Compilation album by Sasha
- Released: 14 June 2004
- Recorded: 2003
- Genre: Progressive house; breaks;
- Length: 77:37
- Label: Global Underground
- Producer: Sasha; Charlie May; Simon Wright;

Sasha chronology
| Airdrawndagger (2002) | Involver (2004) | Fundacion NYC (2005) |

= Involver =

Involver is a mix album by Welsh DJ Sasha. It was released on 14 June 2004 through British record label Global Underground. Tracks by other artists which Sasha admired were chosen for the album and have each been remixed to give his own interpretation of them. It received generally favorable reviews for its track selection and creative mixing techniques. The compilation features additional co-production from British producers Charlie May and Simon Wright. It is Sasha's only mix album to chart on the UK and US Albums Chart, peaking at numbers 61 and 200 respectively on release.

Professional ratings
Review scores
| Source | Rating |
| AllMusic |  |
| Progressive-Sounds |  |
| Resident Advisor |  |

==Background==
In 2005, the Grammy committee debated whether Involver was eligible for nomination as Best Electronic/Dance Album. The Recording Academy decided that the album was eligible, but Involver did not receive a nomination. Sasha did receive a Grammy nomination for his remix of Felix da Housecat's "Watching Cars Go By", which was featured on Involver.

On 11 September 2013 Sasha made the entire album available for streaming on his personal YouTube channel.

Direction a:
Output, word for word, the stretch of the Involver article from "Professional ratings" through "personal YouTube channel.".
The article above and the entries that follow come from unrelated sources.

Data provided:

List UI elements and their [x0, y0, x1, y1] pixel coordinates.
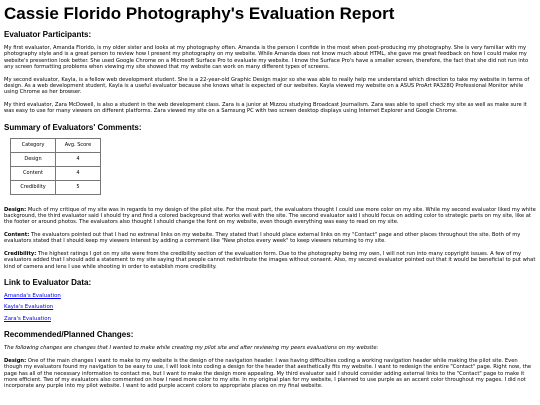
- design-comment-text: Much of my critique of my site was in regards to my design of the pilot site. For the most part, the evaluators thought I could use more color on my site. While my second evaluator liked my white background, the third evaluator said I should try and find a colored background that works well with the site. The second evaluator said I should focus on adding color to strategic parts on my site, like at the footer or around photos. The evaluators also thought I should change the font on my website, even though everything was easy to read on my site.: [4, 206, 536, 226]
- evaluator-1-paragraph: My first evaluator, Amanda Florido, is my older sister and looks at my photography often. Amanda is the person I confide in the most when post-producing my photography. She is very familiar with my photography style and is a great person to review how I present my photography on my website. While Amanda does not know much about HTML, she gave me great feedback on how I could make my website's presention look better. She used Google Chrome on a Microsoft Surface Pro to evaluate my website. I know the Surface Pro's have a smaller screen, therefore, the fact that she did not run into any screen formatting problems when viewing my site showed that my website can work on many different types of screens.: [4, 45, 529, 71]
- content-comment-text: The evaluators pointed out that I had no extrenal links on my website. They stated that I should place external links on my "Contact" page and other places throughout the site. Both of my evaluators stated that I should keep my viewers interest by adding a comment like "New photos every week" to keep viewers returning to my site.: [4, 231, 521, 245]
- table-header-row: [11, 138, 101, 152]
- evaluator-3-paragraph: My third evaluator, Zara McDowell, is also a student in the web development class. Zara is a junior at Mizzou studying Broadcast Journalism. Zara was able to spell check my site as well as make sure it was easy to use for many viewers on different platforms. Zara viewed my site on a Samsung PC with two screen desktop displays using Internet Explorer and Google Chrome.: [4, 101, 527, 115]
- changes-intro: The following changes are changes that I wanted to make while creating my pilot site and after reviewing my peers evaluations on my website:: [4, 345, 379, 352]
- changes-design-paragraph: [4, 358, 536, 390]
- links-heading: Link to Evaluator Data:: [4, 277, 92, 287]
- credibility-comment-label: Credibility:: [4, 250, 37, 257]
- amanda-evaluation-link[interactable]: Amanda's Evaluation: [4, 292, 61, 299]
- changes-heading: Recommended/Planned Changes:: [4, 330, 134, 340]
- page-title: Cassie Florido Photography's Evaluation Report: [4, 4, 395, 23]
- table-row: [11, 152, 101, 166]
- table-cell-category: Content: [11, 166, 56, 180]
- table-cell-score: 4: [56, 166, 101, 180]
- scores-table-wrapper: [10, 138, 536, 195]
- table-row: [11, 166, 101, 180]
- evaluator-2-paragraph: My second evaluator, Kayla, is a fellow web development student. She is a 22-year-old Graphic Design major so she was able to really help me understand which direction to take my website in terms of design. As a web development student, Kayla is a useful evaluator because she knows what is expected of our websites. Kayla viewed my website on a ASUS ProArt PA328Q Professional Monitor while using Chrome as her browser.: [4, 76, 530, 96]
- table-cell-category: Credibility: [11, 180, 56, 194]
- kayla-evaluation-link[interactable]: Kayla's Evaluation: [4, 304, 54, 311]
- credibility-comment-paragraph: [4, 251, 536, 270]
- content-comment-paragraph: [4, 232, 536, 245]
- design-comment-label: Design:: [4, 206, 27, 213]
- scores-table: [10, 138, 101, 195]
- design-comment-paragraph: [4, 207, 536, 226]
- participants-heading: Evaluator Participants:: [4, 30, 92, 39]
- changes-design-label: Design:: [4, 357, 27, 364]
- changes-design-text: One of the main changes I want to make to my website is the design of the navigation header. I was having difficulties coding a working navigation header while making the pilot site. Even though my evaluators found my navigation to be easy to use, I will look into coding a design for the header that aesthetically fits my website. I want to redesign the entire "Contact" page. Right now, the page has all of the necessary information to contact me, but I want to make the design more appealing. My third evaluator said I should consider adding external links to the "Contact" page to make it more efficient. Two of my evaluators also commented on how I need more color to my site. In my original plan for my website, I planned to use purple as an accent color throughout my pages. I did not incorporate any purple into my pilot website. I want to add purple accent colors to appropriate places on my final website.: [4, 357, 532, 390]
- evaluator-links: [4, 293, 536, 323]
- content-comment-label: Content:: [4, 231, 30, 238]
- summary-heading: Summary of Evaluators' Comments:: [4, 122, 142, 132]
- credibility-comment-text: The highest ratings I got on my site were from the credibility section of the evaluation form. Due to the photography being my own, I will not run into many copyright issues. A few of my evaluators added that I should add a statement to my site saying that people cannot redistribute the images without consent. Also, my second evaluator pointed out that it would be beneficial to put what kind of camera and lens I use while shooting in order to establish more credibility.: [4, 250, 536, 270]
- table-cell-category: Design: [11, 152, 56, 166]
- table-header-category: Category: [11, 138, 56, 152]
- table-cell-score: 5: [56, 180, 101, 194]
- table-header-score: Avg. Score: [56, 138, 101, 152]
- zara-evaluation-link[interactable]: Zara's Evaluation: [4, 315, 51, 322]
- table-cell-score: 4: [56, 152, 101, 166]
- table-row: [11, 180, 101, 194]
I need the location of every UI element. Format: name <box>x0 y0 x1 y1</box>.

Direction b:
Return verbatim the lines of the entries from the line containing "- design-comment-text: Much" through the line containing "- changes-intro: The", both included.

Written solution a:
Professional ratings
Review scores
| Source | Rating |
| AllMusic |  |
| Progressive-Sounds |  |
| Resident Advisor |  |

==Background==
In 2005, the Grammy committee debated whether Involver was eligible for nomination as Best Electronic/Dance Album. The Recording Academy decided that the album was eligible, but Involver did not receive a nomination. Sasha did receive a Grammy nomination for his remix of Felix da Housecat's "Watching Cars Go By", which was featured on Involver.

On 11 September 2013 Sasha made the entire album available for streaming on his personal YouTube channel.

Written solution b:
- design-comment-text: Much of my critique of my site was in regards to my design of the pilot site. For the most part, the evaluators thought I could use more color on my site. While my second evaluator liked my white background, the third evaluator said I should try and find a colored background that works well with the site. The second evaluator said I should focus on adding color to strategic parts on my site, like at the footer or around photos. The evaluators also thought I should change the font on my website, even though everything was easy to read on my site.: [4, 206, 536, 226]
- evaluator-1-paragraph: My first evaluator, Amanda Florido, is my older sister and looks at my photography often. Amanda is the person I confide in the most when post-producing my photography. She is very familiar with my photography style and is a great person to review how I present my photography on my website. While Amanda does not know much about HTML, she gave me great feedback on how I could make my website's presention look better. She used Google Chrome on a Microsoft Surface Pro to evaluate my website. I know the Surface Pro's have a smaller screen, therefore, the fact that she did not run into any screen formatting problems when viewing my site showed that my website can work on many different types of screens.: [4, 45, 529, 71]
- content-comment-text: The evaluators pointed out that I had no extrenal links on my website. They stated that I should place external links on my "Contact" page and other places throughout the site. Both of my evaluators stated that I should keep my viewers interest by adding a comment like "New photos every week" to keep viewers returning to my site.: [4, 231, 521, 245]
- table-header-row: [11, 138, 101, 152]
- evaluator-3-paragraph: My third evaluator, Zara McDowell, is also a student in the web development class. Zara is a junior at Mizzou studying Broadcast Journalism. Zara was able to spell check my site as well as make sure it was easy to use for many viewers on different platforms. Zara viewed my site on a Samsung PC with two screen desktop displays using Internet Explorer and Google Chrome.: [4, 101, 527, 115]
- changes-intro: The following changes are changes that I wanted to make while creating my pilot site and after reviewing my peers evaluations on my website:: [4, 345, 379, 352]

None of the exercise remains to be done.